§ **Directions**
Copy out each line that mentions the word "name".

§ **Data excerpts**
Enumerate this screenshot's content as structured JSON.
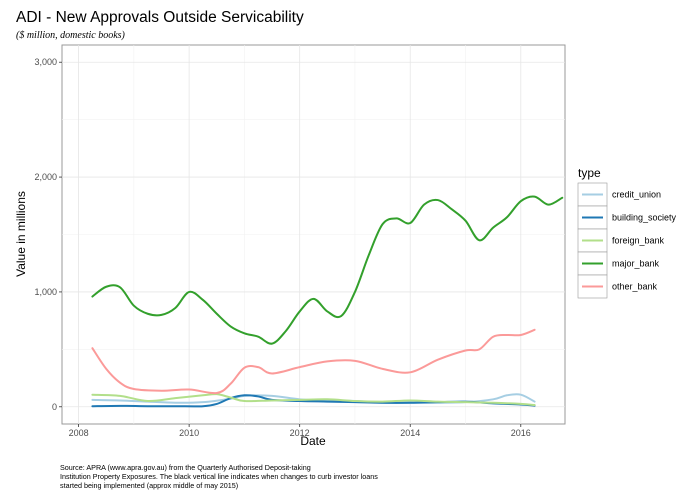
{
  "chart_data": {
    "type": "line",
    "title": "ADI - New Approvals Outside Servicability",
    "subtitle": "($ million, domestic books)",
    "xlabel": "Date",
    "ylabel": "Value in millions",
    "xlim": [
      2007.7,
      2016.8
    ],
    "ylim": [
      -150,
      3150
    ],
    "x_ticks": [
      2008,
      2010,
      2012,
      2014,
      2016
    ],
    "x_tick_labels": [
      "2008",
      "2010",
      "2012",
      "2014",
      "2016"
    ],
    "y_ticks": [
      0,
      1000,
      2000,
      3000
    ],
    "y_tick_labels": [
      "0",
      "1,000",
      "2,000",
      "3,000"
    ],
    "grid": true,
    "legend": {
      "title": "type",
      "position": "right"
    },
    "source_lines": [
      "Source: APRA (www.apra.gov.au) from the Quarterly Authorised Deposit-taking",
      "Institution Property Exposures. The black vertical line indicates when changes to curb investor loans",
      "started being implemented (approx middle of may 2015)"
    ],
    "series": [
      {
        "name": "credit_union",
        "color": "#a6cee3",
        "points": [
          [
            2008.25,
            60
          ],
          [
            2008.75,
            55
          ],
          [
            2009.25,
            45
          ],
          [
            2009.75,
            35
          ],
          [
            2010.25,
            40
          ],
          [
            2010.75,
            70
          ],
          [
            2011.0,
            95
          ],
          [
            2011.5,
            95
          ],
          [
            2012.0,
            65
          ],
          [
            2012.5,
            55
          ],
          [
            2013.0,
            50
          ],
          [
            2013.5,
            35
          ],
          [
            2014.0,
            35
          ],
          [
            2014.5,
            35
          ],
          [
            2015.0,
            40
          ],
          [
            2015.5,
            65
          ],
          [
            2015.75,
            100
          ],
          [
            2016.0,
            105
          ],
          [
            2016.25,
            45
          ]
        ]
      },
      {
        "name": "building_society",
        "color": "#1f78b4",
        "points": [
          [
            2008.25,
            5
          ],
          [
            2008.75,
            8
          ],
          [
            2009.25,
            5
          ],
          [
            2009.75,
            5
          ],
          [
            2010.25,
            5
          ],
          [
            2010.5,
            25
          ],
          [
            2010.75,
            75
          ],
          [
            2011.0,
            100
          ],
          [
            2011.25,
            90
          ],
          [
            2011.5,
            60
          ],
          [
            2012.0,
            50
          ],
          [
            2012.5,
            45
          ],
          [
            2013.0,
            40
          ],
          [
            2013.5,
            35
          ],
          [
            2014.0,
            35
          ],
          [
            2014.5,
            40
          ],
          [
            2015.0,
            45
          ],
          [
            2015.5,
            30
          ],
          [
            2016.0,
            20
          ],
          [
            2016.25,
            10
          ]
        ]
      },
      {
        "name": "foreign_bank",
        "color": "#b2df8a",
        "points": [
          [
            2008.25,
            105
          ],
          [
            2008.75,
            95
          ],
          [
            2009.25,
            50
          ],
          [
            2009.75,
            75
          ],
          [
            2010.25,
            100
          ],
          [
            2010.5,
            110
          ],
          [
            2010.75,
            80
          ],
          [
            2011.0,
            50
          ],
          [
            2011.5,
            55
          ],
          [
            2012.0,
            60
          ],
          [
            2012.5,
            65
          ],
          [
            2013.0,
            50
          ],
          [
            2013.5,
            45
          ],
          [
            2014.0,
            55
          ],
          [
            2014.5,
            45
          ],
          [
            2015.0,
            40
          ],
          [
            2015.5,
            35
          ],
          [
            2016.0,
            25
          ],
          [
            2016.25,
            15
          ]
        ]
      },
      {
        "name": "major_bank",
        "color": "#33a02c",
        "points": [
          [
            2008.25,
            960
          ],
          [
            2008.5,
            1045
          ],
          [
            2008.75,
            1040
          ],
          [
            2009.0,
            880
          ],
          [
            2009.25,
            810
          ],
          [
            2009.5,
            800
          ],
          [
            2009.75,
            860
          ],
          [
            2010.0,
            1000
          ],
          [
            2010.25,
            930
          ],
          [
            2010.5,
            810
          ],
          [
            2010.75,
            700
          ],
          [
            2011.0,
            640
          ],
          [
            2011.25,
            610
          ],
          [
            2011.5,
            550
          ],
          [
            2011.75,
            660
          ],
          [
            2012.0,
            830
          ],
          [
            2012.25,
            940
          ],
          [
            2012.5,
            830
          ],
          [
            2012.75,
            790
          ],
          [
            2013.0,
            1000
          ],
          [
            2013.25,
            1320
          ],
          [
            2013.5,
            1590
          ],
          [
            2013.75,
            1640
          ],
          [
            2014.0,
            1600
          ],
          [
            2014.25,
            1760
          ],
          [
            2014.5,
            1800
          ],
          [
            2014.75,
            1720
          ],
          [
            2015.0,
            1620
          ],
          [
            2015.25,
            1450
          ],
          [
            2015.5,
            1560
          ],
          [
            2015.75,
            1650
          ],
          [
            2016.0,
            1790
          ],
          [
            2016.25,
            1830
          ],
          [
            2016.5,
            1760
          ],
          [
            2016.75,
            1820
          ]
        ]
      },
      {
        "name": "other_bank",
        "color": "#fb9a99",
        "points": [
          [
            2008.25,
            510
          ],
          [
            2008.5,
            330
          ],
          [
            2008.75,
            210
          ],
          [
            2009.0,
            155
          ],
          [
            2009.5,
            140
          ],
          [
            2010.0,
            150
          ],
          [
            2010.5,
            120
          ],
          [
            2010.75,
            200
          ],
          [
            2011.0,
            340
          ],
          [
            2011.25,
            345
          ],
          [
            2011.5,
            290
          ],
          [
            2012.0,
            345
          ],
          [
            2012.5,
            395
          ],
          [
            2013.0,
            400
          ],
          [
            2013.5,
            330
          ],
          [
            2014.0,
            300
          ],
          [
            2014.5,
            410
          ],
          [
            2015.0,
            490
          ],
          [
            2015.25,
            500
          ],
          [
            2015.5,
            610
          ],
          [
            2015.75,
            625
          ],
          [
            2016.0,
            625
          ],
          [
            2016.25,
            670
          ]
        ]
      }
    ]
  }
}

§ **Result**
        "name": "credit_union",
        "name": "building_society",
        "name": "foreign_bank",
        "name": "major_bank",
        "name": "other_bank",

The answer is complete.